■ Task
Give a count of the lines below that have the string "piControl" in them, with no other words.
--- start Data for this exercise ---
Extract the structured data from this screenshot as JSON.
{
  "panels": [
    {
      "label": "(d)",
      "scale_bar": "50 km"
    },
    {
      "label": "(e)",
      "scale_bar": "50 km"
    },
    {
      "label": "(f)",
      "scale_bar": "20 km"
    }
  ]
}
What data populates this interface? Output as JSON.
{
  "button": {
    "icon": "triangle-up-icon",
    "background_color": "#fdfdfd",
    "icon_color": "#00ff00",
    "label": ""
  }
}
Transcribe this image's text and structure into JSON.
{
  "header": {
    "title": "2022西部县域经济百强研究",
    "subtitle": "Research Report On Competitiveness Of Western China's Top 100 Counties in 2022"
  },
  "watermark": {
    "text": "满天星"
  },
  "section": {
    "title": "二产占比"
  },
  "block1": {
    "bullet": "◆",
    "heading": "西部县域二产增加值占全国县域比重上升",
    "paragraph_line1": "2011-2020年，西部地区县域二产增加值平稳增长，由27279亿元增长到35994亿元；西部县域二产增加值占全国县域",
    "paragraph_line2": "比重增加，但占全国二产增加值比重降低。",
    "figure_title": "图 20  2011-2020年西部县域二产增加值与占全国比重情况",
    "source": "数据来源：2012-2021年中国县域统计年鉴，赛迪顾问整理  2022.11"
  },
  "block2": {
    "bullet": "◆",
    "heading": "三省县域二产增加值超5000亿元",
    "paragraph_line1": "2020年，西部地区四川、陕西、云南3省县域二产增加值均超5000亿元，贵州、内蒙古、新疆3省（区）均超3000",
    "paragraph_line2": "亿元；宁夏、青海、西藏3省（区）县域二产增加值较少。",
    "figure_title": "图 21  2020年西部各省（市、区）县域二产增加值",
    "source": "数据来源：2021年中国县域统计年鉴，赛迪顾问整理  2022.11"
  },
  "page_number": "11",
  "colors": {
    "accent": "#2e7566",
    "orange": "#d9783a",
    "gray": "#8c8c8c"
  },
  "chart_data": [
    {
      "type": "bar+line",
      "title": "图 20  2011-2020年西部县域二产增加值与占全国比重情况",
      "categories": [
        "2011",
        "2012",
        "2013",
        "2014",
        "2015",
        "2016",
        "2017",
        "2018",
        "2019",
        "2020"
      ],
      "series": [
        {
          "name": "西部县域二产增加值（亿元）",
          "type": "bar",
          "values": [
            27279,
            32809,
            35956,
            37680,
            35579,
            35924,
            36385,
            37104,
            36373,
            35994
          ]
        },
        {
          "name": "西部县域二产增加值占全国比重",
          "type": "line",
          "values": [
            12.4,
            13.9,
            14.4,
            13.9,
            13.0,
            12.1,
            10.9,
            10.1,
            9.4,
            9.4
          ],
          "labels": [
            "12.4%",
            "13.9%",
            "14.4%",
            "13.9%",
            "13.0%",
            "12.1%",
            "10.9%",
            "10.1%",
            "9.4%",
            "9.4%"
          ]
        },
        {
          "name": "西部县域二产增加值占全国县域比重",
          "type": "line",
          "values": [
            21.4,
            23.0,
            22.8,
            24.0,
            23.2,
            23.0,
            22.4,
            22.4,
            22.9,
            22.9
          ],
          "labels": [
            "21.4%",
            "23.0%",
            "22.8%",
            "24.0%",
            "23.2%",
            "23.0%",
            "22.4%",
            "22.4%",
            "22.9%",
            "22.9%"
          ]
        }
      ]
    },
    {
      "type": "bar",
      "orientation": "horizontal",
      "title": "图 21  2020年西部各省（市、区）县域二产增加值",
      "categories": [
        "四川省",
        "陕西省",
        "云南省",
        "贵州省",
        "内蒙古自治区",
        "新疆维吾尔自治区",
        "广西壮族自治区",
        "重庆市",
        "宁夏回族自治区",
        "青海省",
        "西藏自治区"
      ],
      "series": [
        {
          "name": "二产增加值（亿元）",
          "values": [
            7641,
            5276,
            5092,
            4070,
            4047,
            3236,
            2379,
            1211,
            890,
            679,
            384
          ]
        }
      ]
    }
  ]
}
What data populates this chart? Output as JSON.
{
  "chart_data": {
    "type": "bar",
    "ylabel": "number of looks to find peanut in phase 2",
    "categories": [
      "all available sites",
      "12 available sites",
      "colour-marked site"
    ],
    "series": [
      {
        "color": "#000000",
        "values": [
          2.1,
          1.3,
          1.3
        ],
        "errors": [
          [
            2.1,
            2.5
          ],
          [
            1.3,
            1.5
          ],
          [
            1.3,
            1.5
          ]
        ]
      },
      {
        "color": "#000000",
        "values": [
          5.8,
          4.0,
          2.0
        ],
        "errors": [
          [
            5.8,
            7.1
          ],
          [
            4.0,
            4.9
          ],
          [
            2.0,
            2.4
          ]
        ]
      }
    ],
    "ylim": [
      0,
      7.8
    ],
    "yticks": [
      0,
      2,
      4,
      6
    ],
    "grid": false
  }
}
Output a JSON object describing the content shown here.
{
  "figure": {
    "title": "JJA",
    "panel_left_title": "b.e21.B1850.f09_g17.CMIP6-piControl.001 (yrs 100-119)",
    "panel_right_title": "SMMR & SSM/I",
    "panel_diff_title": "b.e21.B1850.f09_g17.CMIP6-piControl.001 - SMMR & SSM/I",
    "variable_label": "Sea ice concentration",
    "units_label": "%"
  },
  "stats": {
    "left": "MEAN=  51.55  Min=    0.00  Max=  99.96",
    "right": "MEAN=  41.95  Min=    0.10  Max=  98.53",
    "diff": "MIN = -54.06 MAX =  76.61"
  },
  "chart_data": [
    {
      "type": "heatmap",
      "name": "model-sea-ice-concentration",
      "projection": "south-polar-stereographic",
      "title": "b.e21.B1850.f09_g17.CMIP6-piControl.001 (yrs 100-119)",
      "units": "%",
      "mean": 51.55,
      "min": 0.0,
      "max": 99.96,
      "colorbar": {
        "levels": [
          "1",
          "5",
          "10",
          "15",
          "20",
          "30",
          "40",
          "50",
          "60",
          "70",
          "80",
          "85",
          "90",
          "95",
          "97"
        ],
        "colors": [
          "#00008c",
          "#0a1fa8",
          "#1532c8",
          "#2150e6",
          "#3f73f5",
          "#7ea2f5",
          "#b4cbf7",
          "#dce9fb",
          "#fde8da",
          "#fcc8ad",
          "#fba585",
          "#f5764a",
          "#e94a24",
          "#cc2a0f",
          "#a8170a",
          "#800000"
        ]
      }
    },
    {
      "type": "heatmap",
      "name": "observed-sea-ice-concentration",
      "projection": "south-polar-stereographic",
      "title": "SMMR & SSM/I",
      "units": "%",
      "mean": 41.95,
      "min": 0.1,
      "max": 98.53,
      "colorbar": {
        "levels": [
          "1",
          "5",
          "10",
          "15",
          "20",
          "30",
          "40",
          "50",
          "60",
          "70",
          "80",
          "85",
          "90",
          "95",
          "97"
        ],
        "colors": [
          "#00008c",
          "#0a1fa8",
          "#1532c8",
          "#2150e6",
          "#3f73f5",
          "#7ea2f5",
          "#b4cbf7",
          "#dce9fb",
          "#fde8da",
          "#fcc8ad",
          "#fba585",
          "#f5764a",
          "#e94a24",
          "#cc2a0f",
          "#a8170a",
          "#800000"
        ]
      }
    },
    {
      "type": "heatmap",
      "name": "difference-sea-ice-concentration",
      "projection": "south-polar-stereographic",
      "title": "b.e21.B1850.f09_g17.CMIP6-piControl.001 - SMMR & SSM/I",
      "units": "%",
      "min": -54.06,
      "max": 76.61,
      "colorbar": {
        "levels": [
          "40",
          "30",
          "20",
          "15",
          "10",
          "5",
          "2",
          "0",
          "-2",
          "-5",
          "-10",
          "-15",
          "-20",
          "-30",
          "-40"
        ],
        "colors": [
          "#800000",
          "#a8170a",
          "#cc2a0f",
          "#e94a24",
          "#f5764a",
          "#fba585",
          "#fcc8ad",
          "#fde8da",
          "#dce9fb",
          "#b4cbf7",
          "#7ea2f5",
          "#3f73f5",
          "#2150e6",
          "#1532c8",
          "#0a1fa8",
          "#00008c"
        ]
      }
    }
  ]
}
--- end Data for this exercise ---
■ The solution
4